Print the entries that appear below, exactly as written and without their pictures.

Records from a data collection
-- BEGIN --

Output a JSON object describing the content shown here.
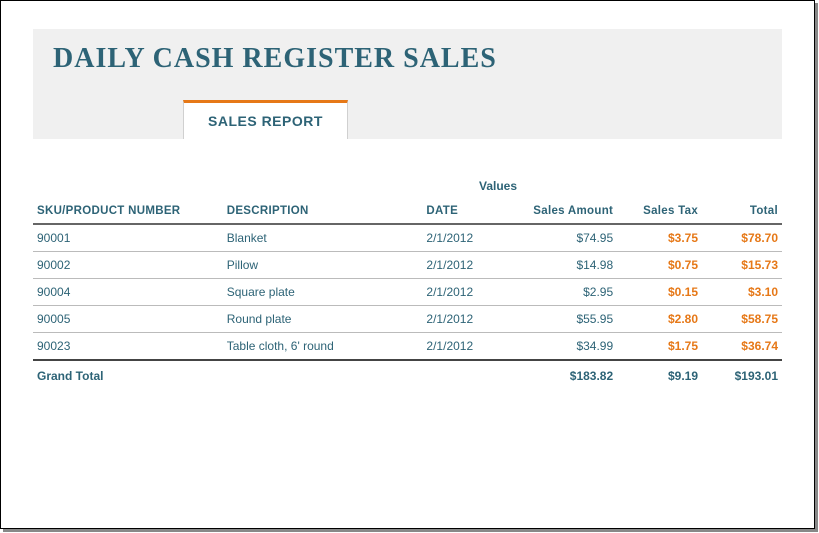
{
  "header": {
    "title": "DAILY CASH REGISTER SALES",
    "tab_label": "SALES REPORT"
  },
  "table": {
    "values_label": "Values",
    "columns": {
      "sku": "SKU/PRODUCT NUMBER",
      "description": "DESCRIPTION",
      "date": "DATE",
      "sales_amount": "Sales Amount",
      "sales_tax": "Sales Tax",
      "total": "Total"
    },
    "rows": [
      {
        "sku": "90001",
        "description": "Blanket",
        "date": "2/1/2012",
        "sales_amount": "$74.95",
        "sales_tax": "$3.75",
        "total": "$78.70"
      },
      {
        "sku": "90002",
        "description": "Pillow",
        "date": "2/1/2012",
        "sales_amount": "$14.98",
        "sales_tax": "$0.75",
        "total": "$15.73"
      },
      {
        "sku": "90004",
        "description": "Square plate",
        "date": "2/1/2012",
        "sales_amount": "$2.95",
        "sales_tax": "$0.15",
        "total": "$3.10"
      },
      {
        "sku": "90005",
        "description": "Round plate",
        "date": "2/1/2012",
        "sales_amount": "$55.95",
        "sales_tax": "$2.80",
        "total": "$58.75"
      },
      {
        "sku": "90023",
        "description": "Table cloth, 6' round",
        "date": "2/1/2012",
        "sales_amount": "$34.99",
        "sales_tax": "$1.75",
        "total": "$36.74"
      }
    ],
    "footer": {
      "label": "Grand Total",
      "sales_amount": "$183.82",
      "sales_tax": "$9.19",
      "total": "$193.01"
    },
    "colors": {
      "text_primary": "#2d6376",
      "accent_orange": "#e67817",
      "header_bg": "#f0f0f0",
      "row_border": "#bbbbbb",
      "heavy_border": "#666666"
    }
  }
}
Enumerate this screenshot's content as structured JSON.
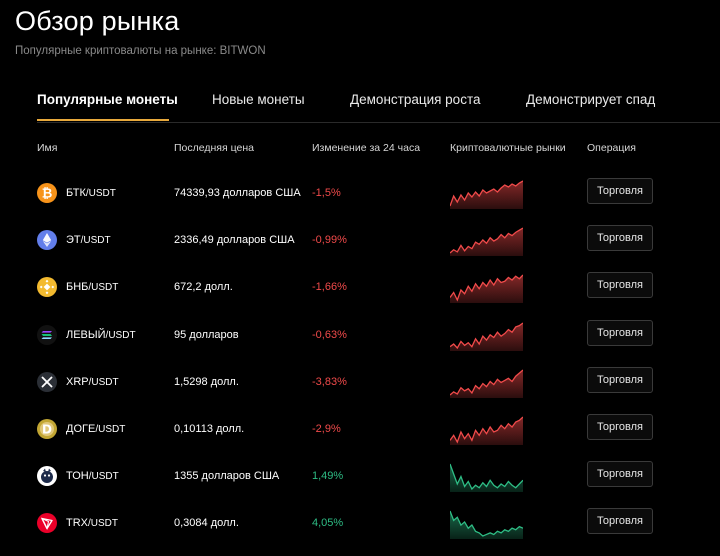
{
  "header": {
    "title": "Обзор рынка",
    "subtitle": "Популярные криптовалюты на рынке: BITWON"
  },
  "tabs": [
    {
      "label": "Популярные монеты",
      "active": true
    },
    {
      "label": "Новые монеты",
      "active": false
    },
    {
      "label": "Демонстрация роста",
      "active": false
    },
    {
      "label": "Демонстрирует спад",
      "active": false
    }
  ],
  "columns": {
    "name": "Имя",
    "price": "Последняя цена",
    "change": "Изменение за 24 часа",
    "chart": "Криптовалютные рынки",
    "action": "Операция"
  },
  "colors": {
    "accent": "#e8a93c",
    "negative": "#f04a4a",
    "positive": "#2ebd85"
  },
  "rows": [
    {
      "icon": "bitcoin-icon",
      "base": "БТК",
      "quote": "/USDT",
      "price": "74339,93 долларов США",
      "change": "-1,5%",
      "trend": "neg",
      "button": "Торговля",
      "spark": [
        20,
        30,
        24,
        31,
        26,
        33,
        29,
        34,
        30,
        36,
        33,
        35,
        37,
        34,
        38,
        41,
        39,
        42,
        40,
        43,
        45
      ]
    },
    {
      "icon": "ethereum-icon",
      "base": "ЭТ",
      "quote": "/USDT",
      "price": "2336,49 долларов США",
      "change": "-0,99%",
      "trend": "neg",
      "button": "Торговля",
      "spark": [
        21,
        24,
        22,
        28,
        23,
        27,
        25,
        31,
        29,
        33,
        30,
        35,
        32,
        34,
        38,
        35,
        39,
        37,
        40,
        42,
        44
      ]
    },
    {
      "icon": "bnb-icon",
      "base": "БНБ",
      "quote": "/USDT",
      "price": "672,2 долл.",
      "change": "-1,66%",
      "trend": "neg",
      "button": "Торговля",
      "spark": [
        24,
        28,
        22,
        30,
        27,
        33,
        29,
        35,
        31,
        36,
        33,
        38,
        34,
        39,
        36,
        37,
        40,
        38,
        41,
        39,
        42
      ]
    },
    {
      "icon": "solana-icon",
      "base": "ЛЕВЫЙ",
      "quote": "/USDT",
      "price": "95 долларов",
      "change": "-0,63%",
      "trend": "neg",
      "button": "Торговля",
      "spark": [
        22,
        24,
        21,
        26,
        23,
        25,
        22,
        28,
        24,
        30,
        27,
        31,
        29,
        33,
        30,
        32,
        35,
        33,
        37,
        38,
        40
      ]
    },
    {
      "icon": "xrp-icon",
      "base": "XRP",
      "quote": "/USDT",
      "price": "1,5298 долл.",
      "change": "-3,83%",
      "trend": "neg",
      "button": "Торговля",
      "spark": [
        20,
        23,
        21,
        27,
        24,
        26,
        22,
        29,
        26,
        31,
        28,
        33,
        30,
        35,
        32,
        34,
        36,
        33,
        38,
        41,
        44
      ]
    },
    {
      "icon": "dogecoin-icon",
      "base": "ДОГЕ",
      "quote": "/USDT",
      "price": "0,10113 долл.",
      "change": "-2,9%",
      "trend": "neg",
      "button": "Торговля",
      "spark": [
        25,
        28,
        24,
        30,
        26,
        29,
        25,
        31,
        28,
        32,
        29,
        33,
        30,
        31,
        34,
        32,
        35,
        33,
        36,
        37,
        39
      ]
    },
    {
      "icon": "toncoin-icon",
      "base": "ТОН",
      "quote": "/USDT",
      "price": "1355 долларов США",
      "change": "1,49%",
      "trend": "pos",
      "button": "Торговля",
      "spark": [
        40,
        32,
        24,
        30,
        22,
        26,
        20,
        23,
        21,
        25,
        22,
        27,
        23,
        21,
        24,
        22,
        26,
        23,
        21,
        24,
        27
      ]
    },
    {
      "icon": "tron-icon",
      "base": "TRX",
      "quote": "/USDT",
      "price": "0,3084 долл.",
      "change": "4,05%",
      "trend": "pos",
      "button": "Торговля",
      "spark": [
        38,
        32,
        34,
        29,
        31,
        27,
        29,
        25,
        24,
        22,
        23,
        24,
        23,
        25,
        24,
        26,
        25,
        27,
        26,
        28,
        27
      ]
    }
  ]
}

-- END --

> Exercise answer
Output a JSON object describing the content shown here.
{
  "header": {
    "title": "DAILY CASH REGISTER SALES",
    "tab_label": "SALES REPORT"
  },
  "table": {
    "values_label": "Values",
    "columns": {
      "sku": "SKU/PRODUCT NUMBER",
      "description": "DESCRIPTION",
      "date": "DATE",
      "sales_amount": "Sales Amount",
      "sales_tax": "Sales Tax",
      "total": "Total"
    },
    "rows": [
      {
        "sku": "90001",
        "description": "Blanket",
        "date": "2/1/2012",
        "sales_amount": "$74.95",
        "sales_tax": "$3.75",
        "total": "$78.70"
      },
      {
        "sku": "90002",
        "description": "Pillow",
        "date": "2/1/2012",
        "sales_amount": "$14.98",
        "sales_tax": "$0.75",
        "total": "$15.73"
      },
      {
        "sku": "90004",
        "description": "Square plate",
        "date": "2/1/2012",
        "sales_amount": "$2.95",
        "sales_tax": "$0.15",
        "total": "$3.10"
      },
      {
        "sku": "90005",
        "description": "Round plate",
        "date": "2/1/2012",
        "sales_amount": "$55.95",
        "sales_tax": "$2.80",
        "total": "$58.75"
      },
      {
        "sku": "90023",
        "description": "Table cloth, 6' round",
        "date": "2/1/2012",
        "sales_amount": "$34.99",
        "sales_tax": "$1.75",
        "total": "$36.74"
      }
    ],
    "footer": {
      "label": "Grand Total",
      "sales_amount": "$183.82",
      "sales_tax": "$9.19",
      "total": "$193.01"
    },
    "colors": {
      "text_primary": "#2d6376",
      "accent_orange": "#e67817",
      "header_bg": "#f0f0f0",
      "row_border": "#bbbbbb",
      "heavy_border": "#666666"
    }
  }
}
Enumerate this screenshot's content as structured JSON.
{
  "header": {
    "title": "Обзор рынка",
    "subtitle": "Популярные криптовалюты на рынке: BITWON"
  },
  "tabs": [
    {
      "label": "Популярные монеты",
      "active": true
    },
    {
      "label": "Новые монеты",
      "active": false
    },
    {
      "label": "Демонстрация роста",
      "active": false
    },
    {
      "label": "Демонстрирует спад",
      "active": false
    }
  ],
  "columns": {
    "name": "Имя",
    "price": "Последняя цена",
    "change": "Изменение за 24 часа",
    "chart": "Криптовалютные рынки",
    "action": "Операция"
  },
  "colors": {
    "accent": "#e8a93c",
    "negative": "#f04a4a",
    "positive": "#2ebd85"
  },
  "rows": [
    {
      "icon": "bitcoin-icon",
      "base": "БТК",
      "quote": "/USDT",
      "price": "74339,93 долларов США",
      "change": "-1,5%",
      "trend": "neg",
      "button": "Торговля",
      "spark": [
        20,
        30,
        24,
        31,
        26,
        33,
        29,
        34,
        30,
        36,
        33,
        35,
        37,
        34,
        38,
        41,
        39,
        42,
        40,
        43,
        45
      ]
    },
    {
      "icon": "ethereum-icon",
      "base": "ЭТ",
      "quote": "/USDT",
      "price": "2336,49 долларов США",
      "change": "-0,99%",
      "trend": "neg",
      "button": "Торговля",
      "spark": [
        21,
        24,
        22,
        28,
        23,
        27,
        25,
        31,
        29,
        33,
        30,
        35,
        32,
        34,
        38,
        35,
        39,
        37,
        40,
        42,
        44
      ]
    },
    {
      "icon": "bnb-icon",
      "base": "БНБ",
      "quote": "/USDT",
      "price": "672,2 долл.",
      "change": "-1,66%",
      "trend": "neg",
      "button": "Торговля",
      "spark": [
        24,
        28,
        22,
        30,
        27,
        33,
        29,
        35,
        31,
        36,
        33,
        38,
        34,
        39,
        36,
        37,
        40,
        38,
        41,
        39,
        42
      ]
    },
    {
      "icon": "solana-icon",
      "base": "ЛЕВЫЙ",
      "quote": "/USDT",
      "price": "95 долларов",
      "change": "-0,63%",
      "trend": "neg",
      "button": "Торговля",
      "spark": [
        22,
        24,
        21,
        26,
        23,
        25,
        22,
        28,
        24,
        30,
        27,
        31,
        29,
        33,
        30,
        32,
        35,
        33,
        37,
        38,
        40
      ]
    },
    {
      "icon": "xrp-icon",
      "base": "XRP",
      "quote": "/USDT",
      "price": "1,5298 долл.",
      "change": "-3,83%",
      "trend": "neg",
      "button": "Торговля",
      "spark": [
        20,
        23,
        21,
        27,
        24,
        26,
        22,
        29,
        26,
        31,
        28,
        33,
        30,
        35,
        32,
        34,
        36,
        33,
        38,
        41,
        44
      ]
    },
    {
      "icon": "dogecoin-icon",
      "base": "ДОГЕ",
      "quote": "/USDT",
      "price": "0,10113 долл.",
      "change": "-2,9%",
      "trend": "neg",
      "button": "Торговля",
      "spark": [
        25,
        28,
        24,
        30,
        26,
        29,
        25,
        31,
        28,
        32,
        29,
        33,
        30,
        31,
        34,
        32,
        35,
        33,
        36,
        37,
        39
      ]
    },
    {
      "icon": "toncoin-icon",
      "base": "ТОН",
      "quote": "/USDT",
      "price": "1355 долларов США",
      "change": "1,49%",
      "trend": "pos",
      "button": "Торговля",
      "spark": [
        40,
        32,
        24,
        30,
        22,
        26,
        20,
        23,
        21,
        25,
        22,
        27,
        23,
        21,
        24,
        22,
        26,
        23,
        21,
        24,
        27
      ]
    },
    {
      "icon": "tron-icon",
      "base": "TRX",
      "quote": "/USDT",
      "price": "0,3084 долл.",
      "change": "4,05%",
      "trend": "pos",
      "button": "Торговля",
      "spark": [
        38,
        32,
        34,
        29,
        31,
        27,
        29,
        25,
        24,
        22,
        23,
        24,
        23,
        25,
        24,
        26,
        25,
        27,
        26,
        28,
        27
      ]
    }
  ]
}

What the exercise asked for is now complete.